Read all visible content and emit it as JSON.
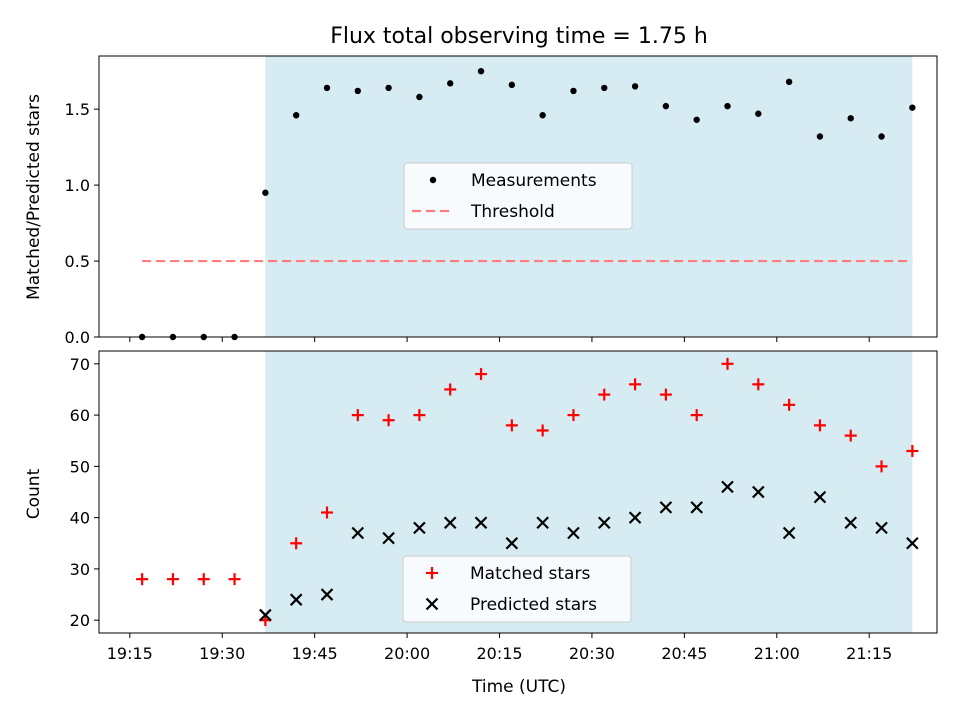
{
  "chart_data": [
    {
      "type": "scatter",
      "title": "Flux total observing time = 1.75 h",
      "xlabel": "",
      "ylabel": "Matched/Predicted stars",
      "ylim": [
        0,
        1.85
      ],
      "yticks": [
        "0.0",
        "0.5",
        "1.0",
        "1.5"
      ],
      "shaded_interval": [
        "19:37",
        "21:22"
      ],
      "shade_color": "#add8e6",
      "legend_position": "center",
      "series": [
        {
          "name": "Measurements",
          "marker": "dot",
          "color": "#000000",
          "points": [
            [
              "19:17",
              0.0
            ],
            [
              "19:22",
              0.0
            ],
            [
              "19:27",
              0.0
            ],
            [
              "19:32",
              0.0
            ],
            [
              "19:37",
              0.95
            ],
            [
              "19:42",
              1.46
            ],
            [
              "19:47",
              1.64
            ],
            [
              "19:52",
              1.62
            ],
            [
              "19:57",
              1.64
            ],
            [
              "20:02",
              1.58
            ],
            [
              "20:07",
              1.67
            ],
            [
              "20:12",
              1.75
            ],
            [
              "20:17",
              1.66
            ],
            [
              "20:22",
              1.46
            ],
            [
              "20:27",
              1.62
            ],
            [
              "20:32",
              1.64
            ],
            [
              "20:37",
              1.65
            ],
            [
              "20:42",
              1.52
            ],
            [
              "20:47",
              1.43
            ],
            [
              "20:52",
              1.52
            ],
            [
              "20:57",
              1.47
            ],
            [
              "21:02",
              1.68
            ],
            [
              "21:07",
              1.32
            ],
            [
              "21:12",
              1.44
            ],
            [
              "21:17",
              1.32
            ],
            [
              "21:22",
              1.51
            ]
          ]
        },
        {
          "name": "Threshold",
          "style": "dashed-line",
          "color": "#ff7b7b",
          "points": [
            [
              "19:17",
              0.5
            ],
            [
              "21:22",
              0.5
            ]
          ]
        }
      ]
    },
    {
      "type": "scatter",
      "title": "",
      "xlabel": "Time (UTC)",
      "ylabel": "Count",
      "ylim": [
        17.5,
        72.5
      ],
      "yticks": [
        "20",
        "30",
        "40",
        "50",
        "60",
        "70"
      ],
      "xticks": [
        "19:15",
        "19:30",
        "19:45",
        "20:00",
        "20:15",
        "20:30",
        "20:45",
        "21:00",
        "21:15"
      ],
      "xrange": [
        "19:10",
        "21:26"
      ],
      "shaded_interval": [
        "19:37",
        "21:22"
      ],
      "shade_color": "#add8e6",
      "legend_position": "lower center",
      "series": [
        {
          "name": "Matched stars",
          "marker": "plus",
          "color": "#ff0000",
          "points": [
            [
              "19:17",
              28
            ],
            [
              "19:22",
              28
            ],
            [
              "19:27",
              28
            ],
            [
              "19:32",
              28
            ],
            [
              "19:37",
              20
            ],
            [
              "19:42",
              35
            ],
            [
              "19:47",
              41
            ],
            [
              "19:52",
              60
            ],
            [
              "19:57",
              59
            ],
            [
              "20:02",
              60
            ],
            [
              "20:07",
              65
            ],
            [
              "20:12",
              68
            ],
            [
              "20:17",
              58
            ],
            [
              "20:22",
              57
            ],
            [
              "20:27",
              60
            ],
            [
              "20:32",
              64
            ],
            [
              "20:37",
              66
            ],
            [
              "20:42",
              64
            ],
            [
              "20:47",
              60
            ],
            [
              "20:52",
              70
            ],
            [
              "20:57",
              66
            ],
            [
              "21:02",
              62
            ],
            [
              "21:07",
              58
            ],
            [
              "21:12",
              56
            ],
            [
              "21:17",
              50
            ],
            [
              "21:22",
              53
            ]
          ]
        },
        {
          "name": "Predicted stars",
          "marker": "x",
          "color": "#000000",
          "points": [
            [
              "19:37",
              21
            ],
            [
              "19:42",
              24
            ],
            [
              "19:47",
              25
            ],
            [
              "19:52",
              37
            ],
            [
              "19:57",
              36
            ],
            [
              "20:02",
              38
            ],
            [
              "20:07",
              39
            ],
            [
              "20:12",
              39
            ],
            [
              "20:17",
              35
            ],
            [
              "20:22",
              39
            ],
            [
              "20:27",
              37
            ],
            [
              "20:32",
              39
            ],
            [
              "20:37",
              40
            ],
            [
              "20:42",
              42
            ],
            [
              "20:47",
              42
            ],
            [
              "20:52",
              46
            ],
            [
              "20:57",
              45
            ],
            [
              "21:02",
              37
            ],
            [
              "21:07",
              44
            ],
            [
              "21:12",
              39
            ],
            [
              "21:17",
              38
            ],
            [
              "21:22",
              35
            ]
          ]
        }
      ]
    }
  ]
}
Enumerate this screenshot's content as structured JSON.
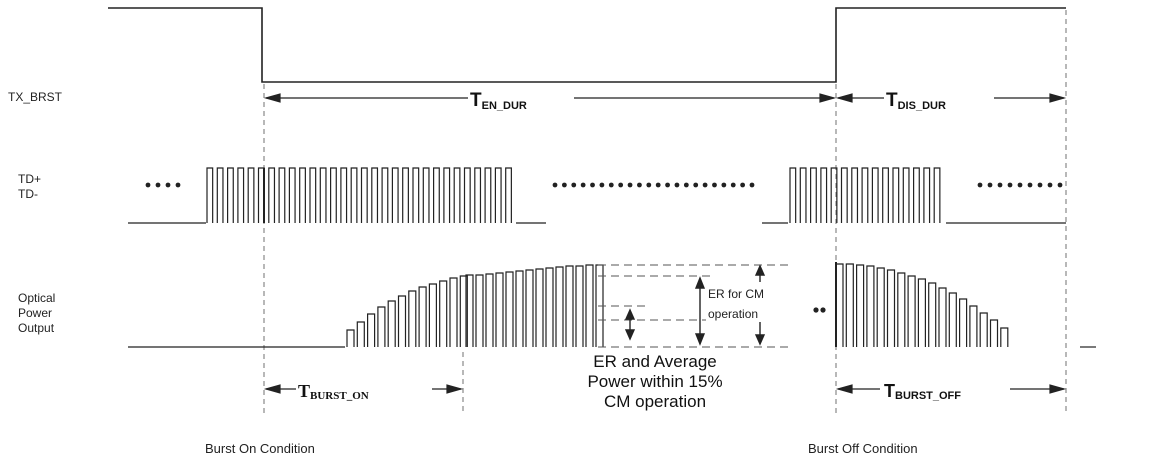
{
  "signals": {
    "tx_brst": "TX_BRST",
    "td_plus": "TD+",
    "td_minus": "TD-",
    "optical_1": "Optical",
    "optical_2": "Power",
    "optical_3": "Output"
  },
  "timing": {
    "en_dur_main": "T",
    "en_dur_sub": "EN_DUR",
    "dis_dur_main": "T",
    "dis_dur_sub": "DIS_DUR",
    "burst_on_main": "T",
    "burst_on_sub": "BURST_ON",
    "burst_off_main": "T",
    "burst_off_sub": "BURST_OFF"
  },
  "annotations": {
    "er_cm_1": "ER for CM",
    "er_cm_2": "operation",
    "center_1": "ER and Average",
    "center_2": "Power within 15%",
    "center_3": "CM operation"
  },
  "captions": {
    "burst_on": "Burst On Condition",
    "burst_off": "Burst Off Condition"
  },
  "colors": {
    "line": "#222222",
    "dashed": "#888888"
  }
}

• **BRIEF**: Please repeat the entries exactly. Do not include the pictures.

• **CORRECT RESULT**:
Read all visible content and emit it as JSON.
{
  "chart_data": [
    {
      "type": "scatter",
      "title": "Flux total observing time = 1.75 h",
      "xlabel": "",
      "ylabel": "Matched/Predicted stars",
      "ylim": [
        0,
        1.85
      ],
      "yticks": [
        "0.0",
        "0.5",
        "1.0",
        "1.5"
      ],
      "shaded_interval": [
        "19:37",
        "21:22"
      ],
      "shade_color": "#add8e6",
      "legend_position": "center",
      "series": [
        {
          "name": "Measurements",
          "marker": "dot",
          "color": "#000000",
          "points": [
            [
              "19:17",
              0.0
            ],
            [
              "19:22",
              0.0
            ],
            [
              "19:27",
              0.0
            ],
            [
              "19:32",
              0.0
            ],
            [
              "19:37",
              0.95
            ],
            [
              "19:42",
              1.46
            ],
            [
              "19:47",
              1.64
            ],
            [
              "19:52",
              1.62
            ],
            [
              "19:57",
              1.64
            ],
            [
              "20:02",
              1.58
            ],
            [
              "20:07",
              1.67
            ],
            [
              "20:12",
              1.75
            ],
            [
              "20:17",
              1.66
            ],
            [
              "20:22",
              1.46
            ],
            [
              "20:27",
              1.62
            ],
            [
              "20:32",
              1.64
            ],
            [
              "20:37",
              1.65
            ],
            [
              "20:42",
              1.52
            ],
            [
              "20:47",
              1.43
            ],
            [
              "20:52",
              1.52
            ],
            [
              "20:57",
              1.47
            ],
            [
              "21:02",
              1.68
            ],
            [
              "21:07",
              1.32
            ],
            [
              "21:12",
              1.44
            ],
            [
              "21:17",
              1.32
            ],
            [
              "21:22",
              1.51
            ]
          ]
        },
        {
          "name": "Threshold",
          "style": "dashed-line",
          "color": "#ff7b7b",
          "points": [
            [
              "19:17",
              0.5
            ],
            [
              "21:22",
              0.5
            ]
          ]
        }
      ]
    },
    {
      "type": "scatter",
      "title": "",
      "xlabel": "Time (UTC)",
      "ylabel": "Count",
      "ylim": [
        17.5,
        72.5
      ],
      "yticks": [
        "20",
        "30",
        "40",
        "50",
        "60",
        "70"
      ],
      "xticks": [
        "19:15",
        "19:30",
        "19:45",
        "20:00",
        "20:15",
        "20:30",
        "20:45",
        "21:00",
        "21:15"
      ],
      "xrange": [
        "19:10",
        "21:26"
      ],
      "shaded_interval": [
        "19:37",
        "21:22"
      ],
      "shade_color": "#add8e6",
      "legend_position": "lower center",
      "series": [
        {
          "name": "Matched stars",
          "marker": "plus",
          "color": "#ff0000",
          "points": [
            [
              "19:17",
              28
            ],
            [
              "19:22",
              28
            ],
            [
              "19:27",
              28
            ],
            [
              "19:32",
              28
            ],
            [
              "19:37",
              20
            ],
            [
              "19:42",
              35
            ],
            [
              "19:47",
              41
            ],
            [
              "19:52",
              60
            ],
            [
              "19:57",
              59
            ],
            [
              "20:02",
              60
            ],
            [
              "20:07",
              65
            ],
            [
              "20:12",
              68
            ],
            [
              "20:17",
              58
            ],
            [
              "20:22",
              57
            ],
            [
              "20:27",
              60
            ],
            [
              "20:32",
              64
            ],
            [
              "20:37",
              66
            ],
            [
              "20:42",
              64
            ],
            [
              "20:47",
              60
            ],
            [
              "20:52",
              70
            ],
            [
              "20:57",
              66
            ],
            [
              "21:02",
              62
            ],
            [
              "21:07",
              58
            ],
            [
              "21:12",
              56
            ],
            [
              "21:17",
              50
            ],
            [
              "21:22",
              53
            ]
          ]
        },
        {
          "name": "Predicted stars",
          "marker": "x",
          "color": "#000000",
          "points": [
            [
              "19:37",
              21
            ],
            [
              "19:42",
              24
            ],
            [
              "19:47",
              25
            ],
            [
              "19:52",
              37
            ],
            [
              "19:57",
              36
            ],
            [
              "20:02",
              38
            ],
            [
              "20:07",
              39
            ],
            [
              "20:12",
              39
            ],
            [
              "20:17",
              35
            ],
            [
              "20:22",
              39
            ],
            [
              "20:27",
              37
            ],
            [
              "20:32",
              39
            ],
            [
              "20:37",
              40
            ],
            [
              "20:42",
              42
            ],
            [
              "20:47",
              42
            ],
            [
              "20:52",
              46
            ],
            [
              "20:57",
              45
            ],
            [
              "21:02",
              37
            ],
            [
              "21:07",
              44
            ],
            [
              "21:12",
              39
            ],
            [
              "21:17",
              38
            ],
            [
              "21:22",
              35
            ]
          ]
        }
      ]
    }
  ]
}
Enumerate this screenshot's content as structured JSON.
{
  "signals": {
    "tx_brst": "TX_BRST",
    "td_plus": "TD+",
    "td_minus": "TD-",
    "optical_1": "Optical",
    "optical_2": "Power",
    "optical_3": "Output"
  },
  "timing": {
    "en_dur_main": "T",
    "en_dur_sub": "EN_DUR",
    "dis_dur_main": "T",
    "dis_dur_sub": "DIS_DUR",
    "burst_on_main": "T",
    "burst_on_sub": "BURST_ON",
    "burst_off_main": "T",
    "burst_off_sub": "BURST_OFF"
  },
  "annotations": {
    "er_cm_1": "ER for CM",
    "er_cm_2": "operation",
    "center_1": "ER and Average",
    "center_2": "Power within 15%",
    "center_3": "CM operation"
  },
  "captions": {
    "burst_on": "Burst On Condition",
    "burst_off": "Burst Off Condition"
  },
  "colors": {
    "line": "#222222",
    "dashed": "#888888"
  }
}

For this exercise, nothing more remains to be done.